begin Data rows

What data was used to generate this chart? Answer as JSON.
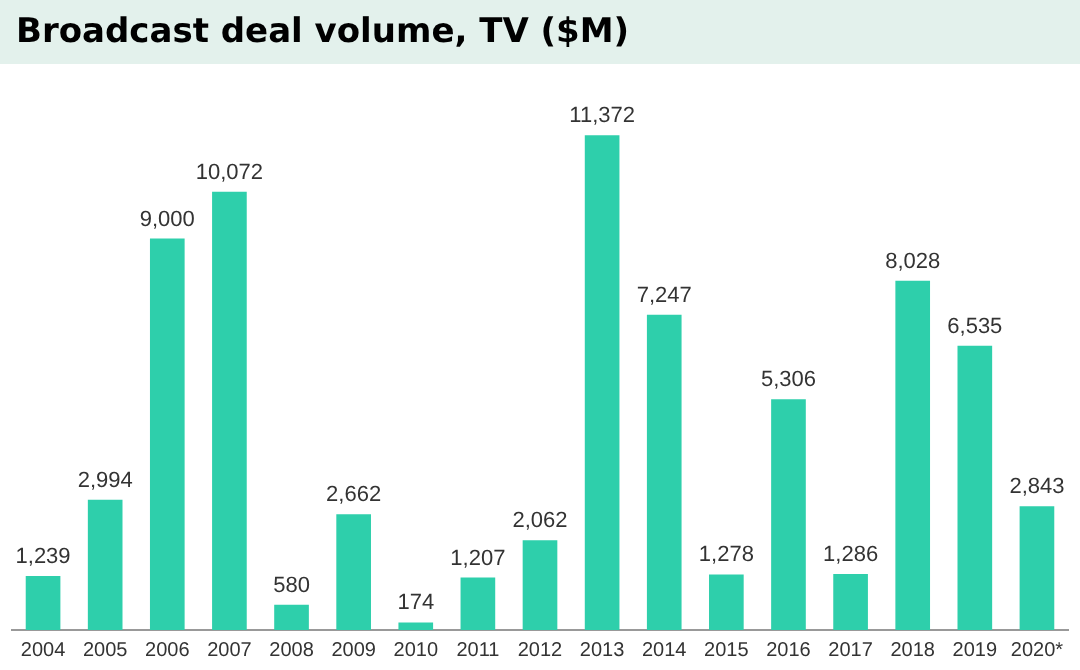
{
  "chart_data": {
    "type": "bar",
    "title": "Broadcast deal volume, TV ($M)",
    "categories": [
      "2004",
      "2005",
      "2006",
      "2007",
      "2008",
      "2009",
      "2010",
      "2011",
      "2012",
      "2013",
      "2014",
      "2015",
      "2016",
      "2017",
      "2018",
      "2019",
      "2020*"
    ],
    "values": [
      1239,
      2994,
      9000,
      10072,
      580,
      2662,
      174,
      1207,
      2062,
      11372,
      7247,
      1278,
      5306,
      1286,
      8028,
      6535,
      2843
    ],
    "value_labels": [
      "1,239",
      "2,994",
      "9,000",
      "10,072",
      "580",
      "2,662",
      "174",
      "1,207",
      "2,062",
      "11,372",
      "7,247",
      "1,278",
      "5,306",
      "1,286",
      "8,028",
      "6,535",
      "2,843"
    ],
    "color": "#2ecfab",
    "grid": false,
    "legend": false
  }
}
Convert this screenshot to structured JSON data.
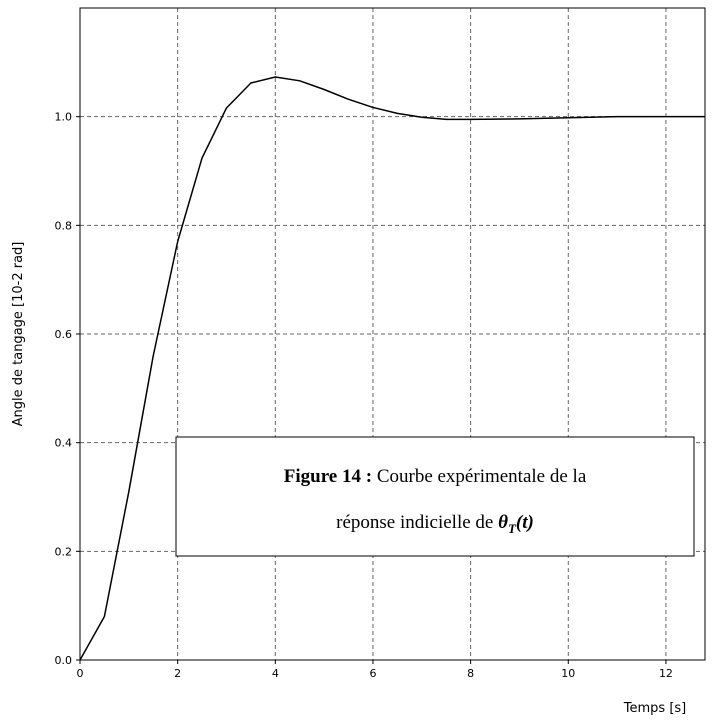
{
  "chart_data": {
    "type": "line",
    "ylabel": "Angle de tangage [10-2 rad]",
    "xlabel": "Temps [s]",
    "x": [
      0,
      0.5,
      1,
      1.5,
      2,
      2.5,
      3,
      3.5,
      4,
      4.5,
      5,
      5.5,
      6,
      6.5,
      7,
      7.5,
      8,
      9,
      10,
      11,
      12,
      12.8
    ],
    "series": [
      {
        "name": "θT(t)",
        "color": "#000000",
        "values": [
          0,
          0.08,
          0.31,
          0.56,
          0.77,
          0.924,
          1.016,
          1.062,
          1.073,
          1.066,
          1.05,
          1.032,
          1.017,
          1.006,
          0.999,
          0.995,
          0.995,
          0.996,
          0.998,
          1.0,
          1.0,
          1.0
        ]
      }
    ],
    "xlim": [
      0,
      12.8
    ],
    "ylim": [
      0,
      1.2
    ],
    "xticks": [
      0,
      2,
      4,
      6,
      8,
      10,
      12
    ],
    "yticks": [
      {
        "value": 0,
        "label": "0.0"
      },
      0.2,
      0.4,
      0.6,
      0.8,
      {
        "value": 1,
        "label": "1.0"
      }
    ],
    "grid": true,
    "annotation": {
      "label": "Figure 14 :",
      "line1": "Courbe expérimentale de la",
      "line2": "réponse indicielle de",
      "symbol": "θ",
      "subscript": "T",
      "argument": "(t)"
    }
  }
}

end Data rows
begin Data rows

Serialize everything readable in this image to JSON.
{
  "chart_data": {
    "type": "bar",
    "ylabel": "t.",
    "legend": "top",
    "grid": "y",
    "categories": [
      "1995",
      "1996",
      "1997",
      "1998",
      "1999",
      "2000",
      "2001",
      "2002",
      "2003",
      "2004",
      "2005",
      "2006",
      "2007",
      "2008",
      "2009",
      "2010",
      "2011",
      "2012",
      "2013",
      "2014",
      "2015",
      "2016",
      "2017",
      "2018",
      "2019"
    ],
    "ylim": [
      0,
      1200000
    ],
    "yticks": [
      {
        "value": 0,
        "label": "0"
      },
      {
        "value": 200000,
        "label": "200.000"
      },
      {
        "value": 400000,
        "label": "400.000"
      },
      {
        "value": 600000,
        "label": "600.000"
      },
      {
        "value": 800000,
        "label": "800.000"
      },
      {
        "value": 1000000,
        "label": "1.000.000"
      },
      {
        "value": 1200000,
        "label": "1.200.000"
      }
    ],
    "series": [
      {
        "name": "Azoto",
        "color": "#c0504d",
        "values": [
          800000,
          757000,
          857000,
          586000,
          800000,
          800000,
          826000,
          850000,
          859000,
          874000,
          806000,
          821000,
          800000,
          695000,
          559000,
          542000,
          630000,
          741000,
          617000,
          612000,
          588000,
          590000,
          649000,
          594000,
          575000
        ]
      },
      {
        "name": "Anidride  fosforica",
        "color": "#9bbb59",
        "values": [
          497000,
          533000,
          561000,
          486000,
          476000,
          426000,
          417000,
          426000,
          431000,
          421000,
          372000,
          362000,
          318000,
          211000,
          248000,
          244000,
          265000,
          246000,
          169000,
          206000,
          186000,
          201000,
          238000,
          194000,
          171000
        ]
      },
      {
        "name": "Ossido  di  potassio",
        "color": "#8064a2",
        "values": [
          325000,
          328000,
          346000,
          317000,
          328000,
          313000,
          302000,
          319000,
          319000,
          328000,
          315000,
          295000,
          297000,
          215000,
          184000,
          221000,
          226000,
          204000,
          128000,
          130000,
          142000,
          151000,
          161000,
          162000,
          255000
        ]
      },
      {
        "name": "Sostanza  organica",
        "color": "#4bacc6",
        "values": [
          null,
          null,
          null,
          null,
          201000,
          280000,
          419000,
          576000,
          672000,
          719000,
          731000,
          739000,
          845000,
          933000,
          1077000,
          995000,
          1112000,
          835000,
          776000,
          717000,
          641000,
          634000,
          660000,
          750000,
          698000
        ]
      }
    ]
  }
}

end Data rows
begin Data rows

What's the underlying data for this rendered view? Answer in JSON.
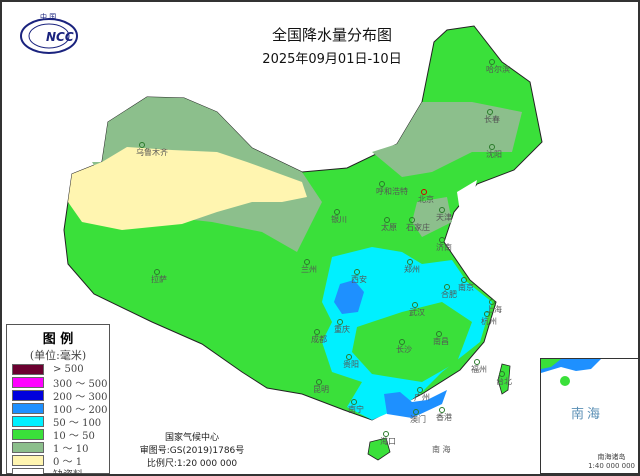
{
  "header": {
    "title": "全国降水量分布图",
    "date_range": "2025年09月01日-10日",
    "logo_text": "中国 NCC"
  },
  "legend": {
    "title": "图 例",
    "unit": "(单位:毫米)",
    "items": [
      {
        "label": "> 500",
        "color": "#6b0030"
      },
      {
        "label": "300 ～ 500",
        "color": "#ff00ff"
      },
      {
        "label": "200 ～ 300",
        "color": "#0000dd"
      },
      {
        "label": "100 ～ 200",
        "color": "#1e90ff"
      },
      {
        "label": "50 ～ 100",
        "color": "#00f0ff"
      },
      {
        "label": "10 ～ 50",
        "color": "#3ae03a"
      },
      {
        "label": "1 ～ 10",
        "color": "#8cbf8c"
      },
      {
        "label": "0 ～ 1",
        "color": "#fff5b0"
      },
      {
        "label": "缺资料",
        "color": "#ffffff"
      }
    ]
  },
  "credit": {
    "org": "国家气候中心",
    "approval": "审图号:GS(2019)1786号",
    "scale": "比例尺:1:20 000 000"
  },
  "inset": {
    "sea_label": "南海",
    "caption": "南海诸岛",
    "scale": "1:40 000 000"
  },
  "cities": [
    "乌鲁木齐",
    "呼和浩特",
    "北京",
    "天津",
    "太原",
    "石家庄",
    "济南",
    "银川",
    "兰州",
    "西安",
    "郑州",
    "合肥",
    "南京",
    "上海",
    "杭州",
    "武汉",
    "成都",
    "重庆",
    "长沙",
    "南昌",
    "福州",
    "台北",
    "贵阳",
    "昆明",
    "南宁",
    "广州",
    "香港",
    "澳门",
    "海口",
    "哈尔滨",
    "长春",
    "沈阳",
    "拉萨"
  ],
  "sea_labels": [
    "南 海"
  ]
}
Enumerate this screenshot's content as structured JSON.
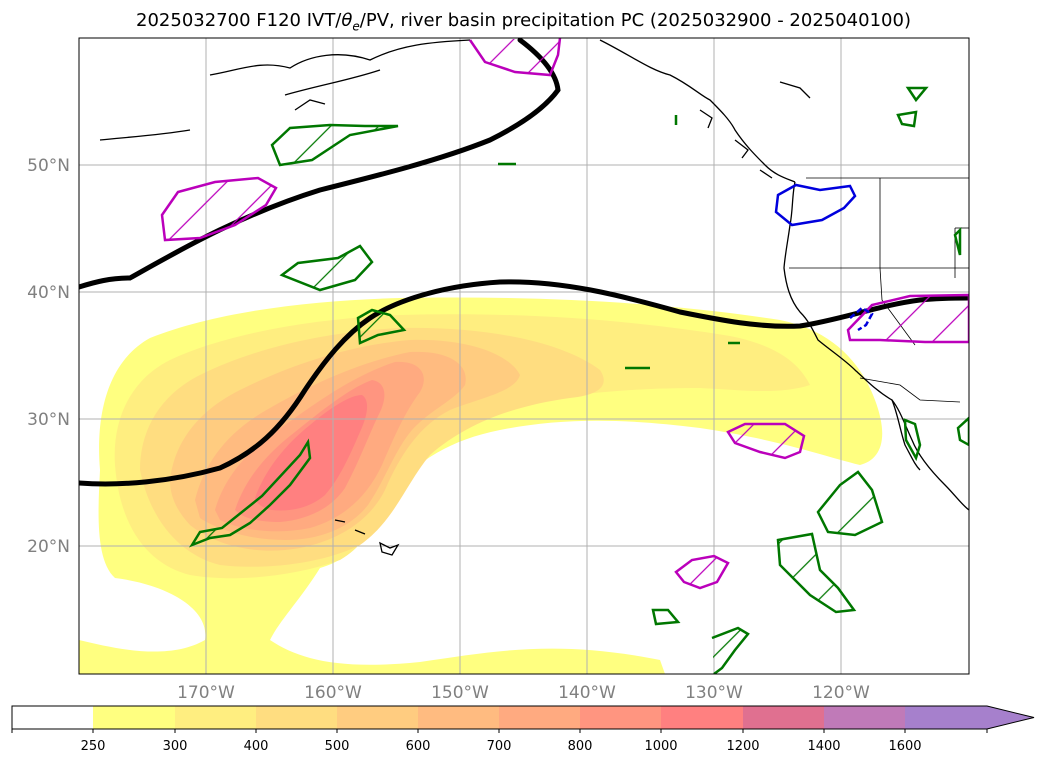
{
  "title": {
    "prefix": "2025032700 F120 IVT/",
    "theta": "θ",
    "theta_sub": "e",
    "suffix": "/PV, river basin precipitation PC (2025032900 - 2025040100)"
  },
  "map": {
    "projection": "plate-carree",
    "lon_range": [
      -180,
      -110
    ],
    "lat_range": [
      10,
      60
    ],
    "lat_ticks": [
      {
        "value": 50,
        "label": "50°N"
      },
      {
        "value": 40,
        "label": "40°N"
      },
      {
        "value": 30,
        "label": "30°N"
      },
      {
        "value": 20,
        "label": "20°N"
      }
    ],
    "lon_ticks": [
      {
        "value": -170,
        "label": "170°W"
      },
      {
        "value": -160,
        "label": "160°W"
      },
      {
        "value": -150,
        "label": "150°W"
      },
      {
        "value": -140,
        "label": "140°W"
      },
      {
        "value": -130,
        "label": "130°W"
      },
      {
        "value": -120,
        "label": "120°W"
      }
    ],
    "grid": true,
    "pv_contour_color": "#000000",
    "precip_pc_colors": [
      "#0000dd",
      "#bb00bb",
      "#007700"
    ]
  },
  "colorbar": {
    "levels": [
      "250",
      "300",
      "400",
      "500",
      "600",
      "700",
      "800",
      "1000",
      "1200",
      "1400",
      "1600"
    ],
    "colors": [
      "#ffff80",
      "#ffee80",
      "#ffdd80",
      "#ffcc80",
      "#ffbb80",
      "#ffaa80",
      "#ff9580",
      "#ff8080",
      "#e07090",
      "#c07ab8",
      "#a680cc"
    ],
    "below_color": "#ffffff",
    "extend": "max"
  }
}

end Data rows

Your task: Where a line of the material above holds the string "ylabel", copy that line.

Task output:
    "ylabel": "Angle de tangage [10-2 rad]",
    "ylabel": "t.",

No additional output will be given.